Gather, from the data below, each line in which the word "bytes" occurs.

▶ [Provided entries]:
## start
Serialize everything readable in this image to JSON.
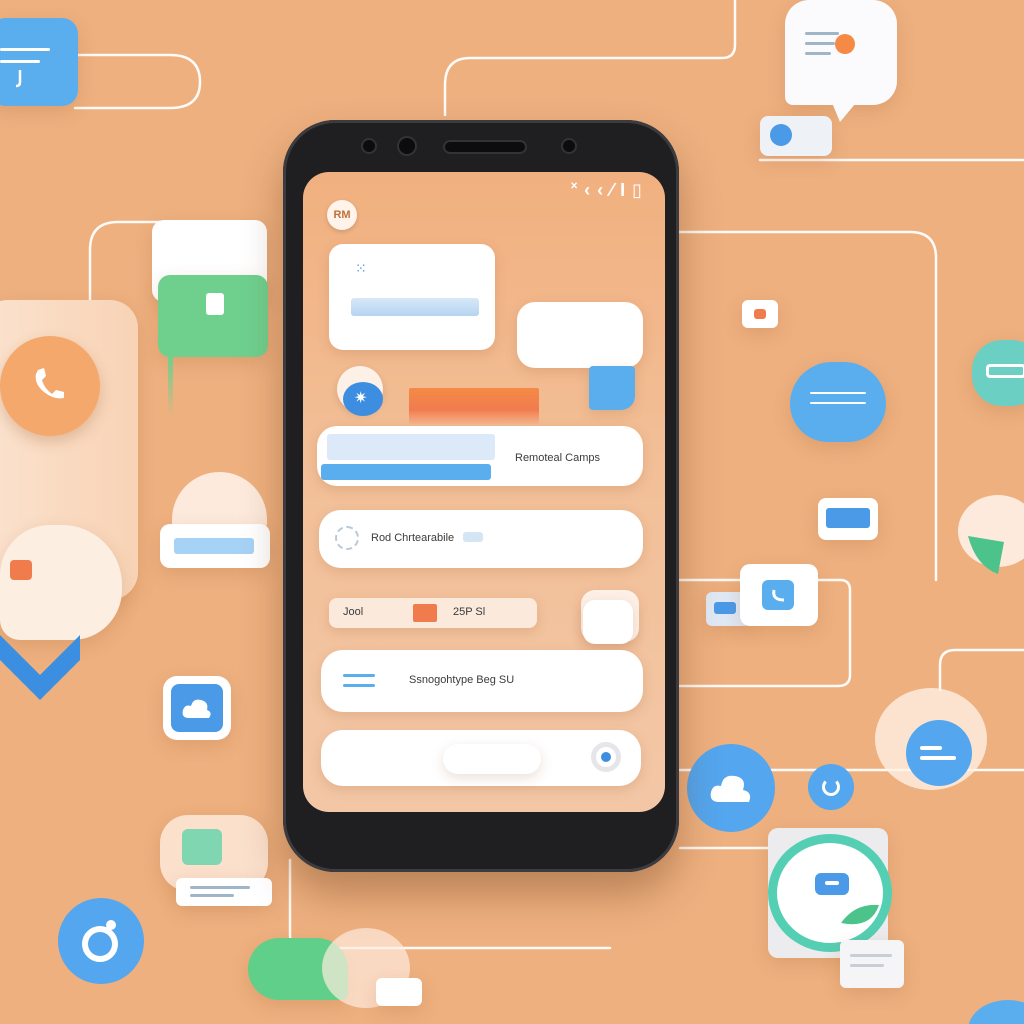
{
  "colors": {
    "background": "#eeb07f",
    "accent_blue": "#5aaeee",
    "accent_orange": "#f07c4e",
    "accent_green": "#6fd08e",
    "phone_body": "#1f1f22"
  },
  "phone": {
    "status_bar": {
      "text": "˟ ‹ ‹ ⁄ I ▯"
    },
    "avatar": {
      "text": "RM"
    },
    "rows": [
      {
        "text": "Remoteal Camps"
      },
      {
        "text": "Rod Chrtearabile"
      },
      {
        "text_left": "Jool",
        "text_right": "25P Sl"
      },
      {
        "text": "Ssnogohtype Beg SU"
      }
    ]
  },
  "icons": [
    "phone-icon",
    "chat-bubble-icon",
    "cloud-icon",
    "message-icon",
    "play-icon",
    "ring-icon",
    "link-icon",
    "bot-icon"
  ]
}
## end
## start
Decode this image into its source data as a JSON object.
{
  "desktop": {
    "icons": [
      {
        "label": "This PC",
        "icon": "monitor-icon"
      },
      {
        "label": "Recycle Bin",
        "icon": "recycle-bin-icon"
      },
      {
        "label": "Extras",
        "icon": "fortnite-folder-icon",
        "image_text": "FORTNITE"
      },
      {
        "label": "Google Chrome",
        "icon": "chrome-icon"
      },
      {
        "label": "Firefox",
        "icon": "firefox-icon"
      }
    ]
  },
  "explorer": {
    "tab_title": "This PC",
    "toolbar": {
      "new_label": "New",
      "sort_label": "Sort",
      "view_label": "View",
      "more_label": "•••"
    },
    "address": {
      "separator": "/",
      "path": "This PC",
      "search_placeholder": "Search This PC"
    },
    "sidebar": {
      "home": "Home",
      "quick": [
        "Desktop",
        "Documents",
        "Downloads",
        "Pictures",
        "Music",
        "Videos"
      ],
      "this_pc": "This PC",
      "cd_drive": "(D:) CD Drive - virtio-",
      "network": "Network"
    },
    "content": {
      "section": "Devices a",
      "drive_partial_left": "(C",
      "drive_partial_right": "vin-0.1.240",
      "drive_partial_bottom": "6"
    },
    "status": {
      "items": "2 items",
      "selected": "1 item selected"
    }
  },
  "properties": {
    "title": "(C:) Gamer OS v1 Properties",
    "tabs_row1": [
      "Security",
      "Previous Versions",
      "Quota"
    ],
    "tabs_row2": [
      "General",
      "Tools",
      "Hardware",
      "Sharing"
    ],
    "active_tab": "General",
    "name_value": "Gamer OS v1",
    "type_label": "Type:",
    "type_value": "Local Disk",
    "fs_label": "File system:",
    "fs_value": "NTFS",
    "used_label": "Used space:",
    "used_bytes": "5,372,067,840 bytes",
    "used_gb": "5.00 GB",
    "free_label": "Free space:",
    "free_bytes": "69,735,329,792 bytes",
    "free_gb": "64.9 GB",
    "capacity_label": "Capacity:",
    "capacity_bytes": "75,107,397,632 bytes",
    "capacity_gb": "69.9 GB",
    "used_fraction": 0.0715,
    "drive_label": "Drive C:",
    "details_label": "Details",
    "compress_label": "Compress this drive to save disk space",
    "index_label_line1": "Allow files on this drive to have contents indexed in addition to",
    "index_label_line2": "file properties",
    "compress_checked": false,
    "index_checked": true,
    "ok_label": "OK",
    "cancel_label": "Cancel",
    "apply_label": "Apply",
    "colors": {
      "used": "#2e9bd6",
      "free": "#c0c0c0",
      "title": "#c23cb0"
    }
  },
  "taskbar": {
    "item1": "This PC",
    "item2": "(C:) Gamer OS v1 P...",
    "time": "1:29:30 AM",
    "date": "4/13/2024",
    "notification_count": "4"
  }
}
## end
▶ [Response below]:
    "used_bytes": "5,372,067,840 bytes",
    "free_bytes": "69,735,329,792 bytes",
    "capacity_bytes": "75,107,397,632 bytes",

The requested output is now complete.